→ EXTRAIT CHOISI:
Dans un petit bureau, un fauteuil défoncé, deux sofas horribles et un cendrier plein. Plus loin, les salles d'espionnage. Froides, modernes, grises et noires, façon Pentagone sauf que la table est hexagonale, et que le désordre est indescriptible. Des cartons en vrac, des documents passés en hâte à la broyeuse, des centaines de dossiers, de cassettes, des morceaux d'ordinateurs. Et des dossiers d'opposants. Au mur, une carte de la Jamahiriya libyenne, avec cet avertissement en anglais : « Aidez-nous à garder notre travail secret. Ne parlez pas d'informations classifiées hors du quartier général ». Avec le logo d'une entreprise, Amesys, une société française du groupe Bull.
Ce sont effectivement les Français qui ont installé le système d'espionnage libyen, avec une filiale de Boeing, Narus, une société chinoise ZTE Corp, et une sud-africaine, VSTech. Il y a un pense-bête, le nom et les coordonnées du responsable français à joindre en cas de problème technique. Le responsable du « projet Eagle », fort bien résumé sur une affichette du centre : « Où beaucoup de systèmes d'interception d'Internet consistent à filtrer les adresses IP ou à extraire seulement ces communications du flux global (interception légale), Eagle analyse et stocke toutes les communications (interception massive) ».
Amesys est née en 2007 de la fusion de deux petites sociétés, i2e et Artware, spécialisées dans les hautes technologies, avant d'être rachetée trois ans plus tard par Bull, le poids lourd de l'informatique française. Tour de force : c'est le patron de la petite Amesys, Philippe Vannier, qui est devenu le PDG de Bull.… Il avait proposé dès décembre 2006 un système d'espionnage massif aux autorités libyennes, il a lui-même signé le contrat en décembre 2007 à Tripoli, sous l'œil bienveillant d'Abdallah Al-Senoussi, beau-frère de Kadhafi et chef des services secrets libyens – condamné en 1999 par contumace à la perpétuité en France pour son rôle dans l'attentat du DC-10 d'UTA, qui a coûté la vie à 170 personnes.
La société allemande Rohde & Schwarz faisait à l'époque le siège de Tripoli pour les interceptions radio, les Sud-Africains de Saab Grintek, les Allemands de Atis et les Danois de ETI Connect pour les interceptions téléphoniques. Philippe Vannier obtient le marché du Net : un contrat de 26,5 millions d'euros, selon Mediapart, sur lequel l'incontournable intermédiaire des marchés d'armement de l'ancienne majorité, Ziad Takieddine, a touché 4,5 millions de commission.
  • La surveillance à l'échelle d'une nation
Le système d'espionnage Eagle est, il est vrai, d'excellente qualité. « Le système massif a été conçu pour répondre aux besoins d'interception et de surveillance à l'échelle d'une nation, expose sans détour la plaquette de promotion d'Amesys, publiée par le site Owni. Complètement et facilement connectables aux systèmes existants, les produits massifs conçus par Amesys sont les meilleures réponses à vos besoins. »

→ LIGNES EXTRAITES:
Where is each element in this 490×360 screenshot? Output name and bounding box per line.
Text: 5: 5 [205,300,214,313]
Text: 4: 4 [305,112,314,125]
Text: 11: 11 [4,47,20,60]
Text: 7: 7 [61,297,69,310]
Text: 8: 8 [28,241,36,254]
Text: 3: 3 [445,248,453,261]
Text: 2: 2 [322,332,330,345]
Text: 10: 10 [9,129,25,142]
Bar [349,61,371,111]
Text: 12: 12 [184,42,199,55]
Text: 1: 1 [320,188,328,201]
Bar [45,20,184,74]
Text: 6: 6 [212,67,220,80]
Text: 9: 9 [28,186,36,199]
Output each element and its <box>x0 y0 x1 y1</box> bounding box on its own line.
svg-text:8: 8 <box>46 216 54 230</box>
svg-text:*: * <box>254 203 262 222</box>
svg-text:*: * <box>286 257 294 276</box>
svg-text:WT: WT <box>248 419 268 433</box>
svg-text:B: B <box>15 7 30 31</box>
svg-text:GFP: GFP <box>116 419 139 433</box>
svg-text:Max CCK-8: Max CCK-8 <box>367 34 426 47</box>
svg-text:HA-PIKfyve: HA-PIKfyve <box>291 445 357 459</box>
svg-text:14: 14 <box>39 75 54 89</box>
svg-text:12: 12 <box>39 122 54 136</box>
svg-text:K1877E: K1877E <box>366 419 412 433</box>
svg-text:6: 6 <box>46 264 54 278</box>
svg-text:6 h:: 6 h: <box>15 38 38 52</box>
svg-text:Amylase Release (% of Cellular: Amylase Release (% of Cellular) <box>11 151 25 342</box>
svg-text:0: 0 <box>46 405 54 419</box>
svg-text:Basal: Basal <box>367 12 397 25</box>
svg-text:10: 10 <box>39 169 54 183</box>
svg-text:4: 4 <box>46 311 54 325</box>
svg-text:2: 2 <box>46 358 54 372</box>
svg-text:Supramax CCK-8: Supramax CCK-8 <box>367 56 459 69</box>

→ CONSIGNES:
a. D'après l'extrait sur l'espionnage en Libye, quel était le montant du contrat obtenu par Philippe Vannier pour le marché du Net ?
b. Reprenez mot pour mot le passage de l'extrait qui va de « Amesys est née » jusqu'à « à 170 personnes. » inclus.

→ RÉSULTATS ATTENDUS:
a. 26,5 millions d'euros, selon Mediapart.

b.
Amesys est née en 2007 de la fusion de deux petites sociétés, i2e et Artware, spécialisées dans les hautes technologies, avant d'être rachetée trois ans plus tard par Bull, le poids lourd de l'informatique française. Tour de force : c'est le patron de la petite Amesys, Philippe Vannier, qui est devenu le PDG de Bull.… Il avait proposé dès décembre 2006 un système d'espionnage massif aux autorités libyennes, il a lui-même signé le contrat en décembre 2007 à Tripoli, sous l'œil bienveillant d'Abdallah Al-Senoussi, beau-frère de Kadhafi et chef des services secrets libyens – condamné en 1999 par contumace à la perpétuité en France pour son rôle dans l'attentat du DC-10 d'UTA, qui a coûté la vie à 170 personnes.